■ What the task asks: Copy out all lines with the word "minmax" in them.

■ Input:
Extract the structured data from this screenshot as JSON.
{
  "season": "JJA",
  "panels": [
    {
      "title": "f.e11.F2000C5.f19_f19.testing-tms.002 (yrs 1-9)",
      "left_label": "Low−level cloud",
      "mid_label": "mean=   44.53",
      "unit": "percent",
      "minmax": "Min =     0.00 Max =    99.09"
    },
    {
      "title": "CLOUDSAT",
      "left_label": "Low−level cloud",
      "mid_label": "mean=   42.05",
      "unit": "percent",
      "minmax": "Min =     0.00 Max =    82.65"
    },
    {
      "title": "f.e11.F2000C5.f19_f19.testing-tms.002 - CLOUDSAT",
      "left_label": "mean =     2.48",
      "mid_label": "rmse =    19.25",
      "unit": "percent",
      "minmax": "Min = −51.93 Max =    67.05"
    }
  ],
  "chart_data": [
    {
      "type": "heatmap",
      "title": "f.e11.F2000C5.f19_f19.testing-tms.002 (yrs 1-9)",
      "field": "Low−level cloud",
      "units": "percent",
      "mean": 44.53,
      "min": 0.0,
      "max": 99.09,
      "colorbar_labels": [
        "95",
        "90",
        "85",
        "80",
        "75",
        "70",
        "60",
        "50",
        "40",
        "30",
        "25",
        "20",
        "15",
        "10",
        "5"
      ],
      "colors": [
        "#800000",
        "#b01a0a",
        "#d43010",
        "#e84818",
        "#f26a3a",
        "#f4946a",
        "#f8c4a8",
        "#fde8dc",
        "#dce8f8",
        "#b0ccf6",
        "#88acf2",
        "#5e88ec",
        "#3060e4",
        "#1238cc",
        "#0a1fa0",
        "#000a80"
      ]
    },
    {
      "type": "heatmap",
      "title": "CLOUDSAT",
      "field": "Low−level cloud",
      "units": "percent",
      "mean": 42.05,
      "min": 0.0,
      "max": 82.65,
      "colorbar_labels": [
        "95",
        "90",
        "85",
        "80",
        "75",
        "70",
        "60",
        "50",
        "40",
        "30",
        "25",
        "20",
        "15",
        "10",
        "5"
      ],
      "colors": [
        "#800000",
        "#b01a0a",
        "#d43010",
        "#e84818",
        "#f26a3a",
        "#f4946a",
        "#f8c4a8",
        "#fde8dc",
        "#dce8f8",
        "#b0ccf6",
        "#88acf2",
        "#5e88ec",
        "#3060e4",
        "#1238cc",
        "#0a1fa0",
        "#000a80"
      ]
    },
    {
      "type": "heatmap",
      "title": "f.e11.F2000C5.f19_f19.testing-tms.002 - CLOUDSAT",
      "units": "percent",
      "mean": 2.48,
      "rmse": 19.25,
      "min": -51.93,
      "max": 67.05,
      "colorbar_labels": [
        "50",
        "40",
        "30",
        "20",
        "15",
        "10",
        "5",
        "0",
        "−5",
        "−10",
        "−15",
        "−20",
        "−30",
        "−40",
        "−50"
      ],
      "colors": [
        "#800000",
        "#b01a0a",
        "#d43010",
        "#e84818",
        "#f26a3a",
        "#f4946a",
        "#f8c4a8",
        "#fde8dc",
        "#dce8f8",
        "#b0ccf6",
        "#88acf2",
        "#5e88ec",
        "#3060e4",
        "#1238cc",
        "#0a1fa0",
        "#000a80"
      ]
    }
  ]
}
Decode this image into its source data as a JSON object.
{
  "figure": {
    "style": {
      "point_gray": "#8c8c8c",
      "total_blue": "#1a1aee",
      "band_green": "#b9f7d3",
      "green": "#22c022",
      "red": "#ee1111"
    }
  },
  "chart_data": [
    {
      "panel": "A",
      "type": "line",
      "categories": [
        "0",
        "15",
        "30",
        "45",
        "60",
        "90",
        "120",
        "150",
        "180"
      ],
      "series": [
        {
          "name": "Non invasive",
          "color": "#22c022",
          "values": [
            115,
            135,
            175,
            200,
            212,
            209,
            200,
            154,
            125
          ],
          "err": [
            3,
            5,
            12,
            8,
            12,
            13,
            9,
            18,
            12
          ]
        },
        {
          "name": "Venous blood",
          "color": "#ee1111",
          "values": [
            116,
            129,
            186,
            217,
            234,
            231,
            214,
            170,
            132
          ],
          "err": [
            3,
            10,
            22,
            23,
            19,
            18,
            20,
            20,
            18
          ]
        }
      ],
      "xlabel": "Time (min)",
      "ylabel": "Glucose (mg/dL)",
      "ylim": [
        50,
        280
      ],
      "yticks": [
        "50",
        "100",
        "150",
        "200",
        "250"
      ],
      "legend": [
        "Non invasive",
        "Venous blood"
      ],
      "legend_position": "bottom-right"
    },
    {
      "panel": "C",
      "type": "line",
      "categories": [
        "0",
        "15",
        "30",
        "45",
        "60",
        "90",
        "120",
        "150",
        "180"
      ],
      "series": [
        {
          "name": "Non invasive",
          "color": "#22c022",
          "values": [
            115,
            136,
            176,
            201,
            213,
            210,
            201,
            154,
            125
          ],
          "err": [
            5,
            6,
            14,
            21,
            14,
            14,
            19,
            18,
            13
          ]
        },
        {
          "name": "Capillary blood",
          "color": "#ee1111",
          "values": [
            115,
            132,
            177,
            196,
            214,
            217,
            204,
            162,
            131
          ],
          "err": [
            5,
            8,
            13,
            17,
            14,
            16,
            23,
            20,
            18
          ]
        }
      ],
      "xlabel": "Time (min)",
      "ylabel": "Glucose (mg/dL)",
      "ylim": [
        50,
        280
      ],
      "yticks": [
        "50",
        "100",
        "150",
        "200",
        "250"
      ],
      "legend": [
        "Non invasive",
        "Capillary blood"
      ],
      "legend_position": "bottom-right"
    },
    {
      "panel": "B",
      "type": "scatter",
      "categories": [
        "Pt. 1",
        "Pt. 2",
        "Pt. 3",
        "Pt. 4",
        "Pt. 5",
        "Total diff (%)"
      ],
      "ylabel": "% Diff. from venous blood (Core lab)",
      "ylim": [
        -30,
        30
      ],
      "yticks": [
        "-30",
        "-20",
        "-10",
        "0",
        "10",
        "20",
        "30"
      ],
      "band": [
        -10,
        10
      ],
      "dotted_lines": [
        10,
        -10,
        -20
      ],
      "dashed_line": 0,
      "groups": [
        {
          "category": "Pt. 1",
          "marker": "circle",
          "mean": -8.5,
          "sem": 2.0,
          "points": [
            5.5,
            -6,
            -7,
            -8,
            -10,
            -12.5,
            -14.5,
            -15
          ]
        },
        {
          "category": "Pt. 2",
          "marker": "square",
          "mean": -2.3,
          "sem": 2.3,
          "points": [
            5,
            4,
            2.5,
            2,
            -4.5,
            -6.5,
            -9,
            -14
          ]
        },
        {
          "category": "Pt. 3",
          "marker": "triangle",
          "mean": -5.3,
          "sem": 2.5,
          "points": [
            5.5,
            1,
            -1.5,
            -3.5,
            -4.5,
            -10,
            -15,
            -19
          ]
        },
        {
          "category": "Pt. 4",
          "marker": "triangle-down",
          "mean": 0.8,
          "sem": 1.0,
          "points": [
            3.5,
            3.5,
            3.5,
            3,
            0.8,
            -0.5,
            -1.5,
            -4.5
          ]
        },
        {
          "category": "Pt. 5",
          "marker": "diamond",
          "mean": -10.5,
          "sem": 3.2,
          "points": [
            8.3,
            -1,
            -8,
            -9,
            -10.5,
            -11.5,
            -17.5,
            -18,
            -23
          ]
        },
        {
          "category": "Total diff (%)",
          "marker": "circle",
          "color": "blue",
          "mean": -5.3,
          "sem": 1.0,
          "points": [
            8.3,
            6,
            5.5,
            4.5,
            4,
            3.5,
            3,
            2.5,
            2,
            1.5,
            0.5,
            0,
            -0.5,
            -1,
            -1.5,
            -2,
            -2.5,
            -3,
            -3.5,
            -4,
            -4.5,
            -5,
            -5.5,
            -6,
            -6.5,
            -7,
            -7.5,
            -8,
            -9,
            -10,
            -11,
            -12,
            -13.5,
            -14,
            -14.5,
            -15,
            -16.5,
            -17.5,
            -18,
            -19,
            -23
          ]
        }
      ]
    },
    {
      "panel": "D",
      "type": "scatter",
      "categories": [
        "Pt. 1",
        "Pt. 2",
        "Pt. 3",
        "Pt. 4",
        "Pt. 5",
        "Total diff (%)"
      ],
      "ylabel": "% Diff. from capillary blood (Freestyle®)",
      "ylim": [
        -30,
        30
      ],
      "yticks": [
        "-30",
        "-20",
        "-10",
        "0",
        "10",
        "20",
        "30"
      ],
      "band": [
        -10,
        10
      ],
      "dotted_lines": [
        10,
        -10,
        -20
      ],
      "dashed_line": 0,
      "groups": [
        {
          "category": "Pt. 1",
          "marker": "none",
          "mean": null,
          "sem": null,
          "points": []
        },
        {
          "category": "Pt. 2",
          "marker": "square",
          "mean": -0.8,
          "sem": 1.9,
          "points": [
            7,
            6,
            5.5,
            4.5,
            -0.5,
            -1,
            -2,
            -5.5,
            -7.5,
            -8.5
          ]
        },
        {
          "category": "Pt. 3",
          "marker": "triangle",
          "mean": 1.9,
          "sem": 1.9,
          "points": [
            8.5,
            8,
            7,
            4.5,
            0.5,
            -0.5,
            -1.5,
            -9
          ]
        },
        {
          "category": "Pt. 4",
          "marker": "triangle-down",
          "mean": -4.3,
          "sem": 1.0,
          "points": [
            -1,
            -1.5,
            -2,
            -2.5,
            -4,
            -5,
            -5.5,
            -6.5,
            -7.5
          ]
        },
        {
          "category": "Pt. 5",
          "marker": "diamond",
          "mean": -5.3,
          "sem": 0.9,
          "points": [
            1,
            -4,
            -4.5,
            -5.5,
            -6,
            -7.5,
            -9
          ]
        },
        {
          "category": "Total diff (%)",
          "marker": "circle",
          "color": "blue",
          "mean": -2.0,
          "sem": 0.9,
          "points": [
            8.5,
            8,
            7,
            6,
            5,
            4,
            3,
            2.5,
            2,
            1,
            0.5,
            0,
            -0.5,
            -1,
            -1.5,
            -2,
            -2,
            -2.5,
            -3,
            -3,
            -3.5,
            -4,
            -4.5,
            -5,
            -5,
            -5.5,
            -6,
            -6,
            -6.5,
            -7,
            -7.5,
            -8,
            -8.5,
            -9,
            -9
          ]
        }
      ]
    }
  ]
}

■ Result of the task:
      "minmax": "Min =     0.00 Max =    99.09"
      "minmax": "Min =     0.00 Max =    82.65"
      "minmax": "Min = −51.93 Max =    67.05"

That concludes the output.